EXERCISE REQUIREMENTS:
1. In the forum thread about mashing up training and inference, what does the first comment say becomes the core staff function?
2. Pick up the forum thread about training and inference after its final sentence and keep it going.

━━ EXCERPTED PASSAGE ━━

6/29/2026 at 12:26:46 AM
Some good stuff here from Dwarkesh around mashing up training and inference:https://youtu.be/20p5-kQXF_Q?is=72ImTNxkOEKmOXQ9
He predicts this kind of model factory will become central to organizational learning and operations. Updating and upgrading the model stack becomes the core staff function.
by delichon
6/29/2026 at 2:54:23 AM
Interesting points made in the video.But models did not become good at coding just because coding is replayable. It’s because there are countless repos, issues, Stack Overflow threads, and Reddit posts/comments/questions where a solution is clearly marked as “solved” or “that helped,” and AI can learn from that feedback.
Being replayable does play a role because a solution can be tested against a compiler, and the resulting errors or lack of errors/warnings can reveal whether it worked.
This becomes much harder in fields like fitness, where changes take much longer and cause and effect relationships are not straightforward to establish.

━━━
━━ RECORD EXCERPTS ━━

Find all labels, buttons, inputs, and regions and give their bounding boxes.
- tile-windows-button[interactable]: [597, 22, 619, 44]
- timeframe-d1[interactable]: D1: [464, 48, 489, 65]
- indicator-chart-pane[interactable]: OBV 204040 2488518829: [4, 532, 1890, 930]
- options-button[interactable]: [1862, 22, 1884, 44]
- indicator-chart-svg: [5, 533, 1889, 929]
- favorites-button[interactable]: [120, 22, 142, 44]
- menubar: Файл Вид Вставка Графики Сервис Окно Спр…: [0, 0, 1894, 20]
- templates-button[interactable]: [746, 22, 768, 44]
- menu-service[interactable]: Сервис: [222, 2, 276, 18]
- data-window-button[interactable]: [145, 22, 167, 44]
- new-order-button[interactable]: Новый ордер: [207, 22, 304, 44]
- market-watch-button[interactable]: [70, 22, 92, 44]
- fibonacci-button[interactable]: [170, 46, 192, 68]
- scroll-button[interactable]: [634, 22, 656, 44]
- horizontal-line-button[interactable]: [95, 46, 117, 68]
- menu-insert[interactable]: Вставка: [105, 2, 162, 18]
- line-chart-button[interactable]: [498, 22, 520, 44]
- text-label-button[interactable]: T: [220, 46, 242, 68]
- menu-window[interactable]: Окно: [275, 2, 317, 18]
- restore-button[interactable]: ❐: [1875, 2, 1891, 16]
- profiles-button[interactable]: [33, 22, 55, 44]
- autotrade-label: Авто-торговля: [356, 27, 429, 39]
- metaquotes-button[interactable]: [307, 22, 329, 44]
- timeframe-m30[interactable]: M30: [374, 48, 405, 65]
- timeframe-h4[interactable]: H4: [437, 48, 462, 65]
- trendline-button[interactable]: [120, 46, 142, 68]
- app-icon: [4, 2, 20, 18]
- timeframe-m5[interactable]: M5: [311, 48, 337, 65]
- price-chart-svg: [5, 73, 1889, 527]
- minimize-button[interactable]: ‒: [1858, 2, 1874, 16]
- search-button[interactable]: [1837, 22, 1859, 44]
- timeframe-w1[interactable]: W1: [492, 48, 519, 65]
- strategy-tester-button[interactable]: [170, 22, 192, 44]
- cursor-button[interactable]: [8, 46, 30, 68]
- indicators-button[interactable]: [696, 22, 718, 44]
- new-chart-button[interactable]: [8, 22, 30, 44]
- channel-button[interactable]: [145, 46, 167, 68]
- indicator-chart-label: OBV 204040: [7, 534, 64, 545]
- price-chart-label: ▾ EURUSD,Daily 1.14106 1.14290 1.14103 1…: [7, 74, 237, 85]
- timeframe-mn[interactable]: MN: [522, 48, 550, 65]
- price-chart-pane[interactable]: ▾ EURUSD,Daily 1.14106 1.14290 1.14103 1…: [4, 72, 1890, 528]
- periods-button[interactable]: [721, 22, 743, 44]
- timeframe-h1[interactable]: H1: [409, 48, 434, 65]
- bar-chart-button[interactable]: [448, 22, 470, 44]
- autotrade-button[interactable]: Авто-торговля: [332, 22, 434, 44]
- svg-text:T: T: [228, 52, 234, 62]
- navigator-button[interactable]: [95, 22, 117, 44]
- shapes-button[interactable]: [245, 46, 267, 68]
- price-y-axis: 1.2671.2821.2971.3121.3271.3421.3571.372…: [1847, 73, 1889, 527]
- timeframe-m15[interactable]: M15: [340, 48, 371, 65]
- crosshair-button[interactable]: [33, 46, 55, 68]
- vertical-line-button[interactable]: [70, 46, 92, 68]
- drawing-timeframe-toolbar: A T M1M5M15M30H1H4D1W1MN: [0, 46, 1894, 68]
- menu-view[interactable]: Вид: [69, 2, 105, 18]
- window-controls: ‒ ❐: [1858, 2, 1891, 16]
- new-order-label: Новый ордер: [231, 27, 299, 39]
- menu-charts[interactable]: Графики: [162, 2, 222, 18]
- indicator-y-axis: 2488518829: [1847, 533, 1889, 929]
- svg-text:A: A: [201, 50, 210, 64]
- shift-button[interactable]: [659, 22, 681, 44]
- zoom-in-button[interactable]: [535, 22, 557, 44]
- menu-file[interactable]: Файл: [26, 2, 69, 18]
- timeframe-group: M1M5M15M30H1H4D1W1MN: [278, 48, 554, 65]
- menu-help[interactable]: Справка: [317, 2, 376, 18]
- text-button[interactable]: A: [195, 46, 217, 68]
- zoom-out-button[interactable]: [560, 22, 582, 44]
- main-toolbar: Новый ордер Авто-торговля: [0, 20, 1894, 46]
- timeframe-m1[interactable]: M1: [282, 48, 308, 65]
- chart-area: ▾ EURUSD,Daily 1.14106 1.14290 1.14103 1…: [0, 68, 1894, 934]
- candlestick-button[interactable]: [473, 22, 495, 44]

━━━

RESPONSE LIST:
1. Updating and upgrading the model stack.

2.
Your muscle gain increased but was it because you increased protein intake? Or was it because you started eating more carbs, which added more energy to the system?
Once protein needs are already met, calories may become the limiting factor. In that case, the additional gains may come primarily from increased calorie intake rather than the higher protein intake itself.
AI is bad at fitness, evidently.
Many people forget, conversation with a model also generates training data. This is how your problems, algorithms, solutions end up in training data and end up right at your competitors without your competitor trying to actively steal your code.
I simply do not expose core algorithms which improve my product to AI agents.
by faangguyindia
6/29/2026 at 6:55:00 AM
> But models did not become good at coding just because coding is replayable. It’s because there are countless repos, issues, Stack Overflow threads, and Reddit posts/comments/questions where a solution is clearly marked as “solved” or “that helped,” and AI can learn from that feedback.That's at least 2yo take. Today's gains for SotA (either closed or open models) come from RLVR 100%. The model unrolls many iterations, those iterations get verified w/ tests/known tests/rubrics and the model learns from that (grpo or similar).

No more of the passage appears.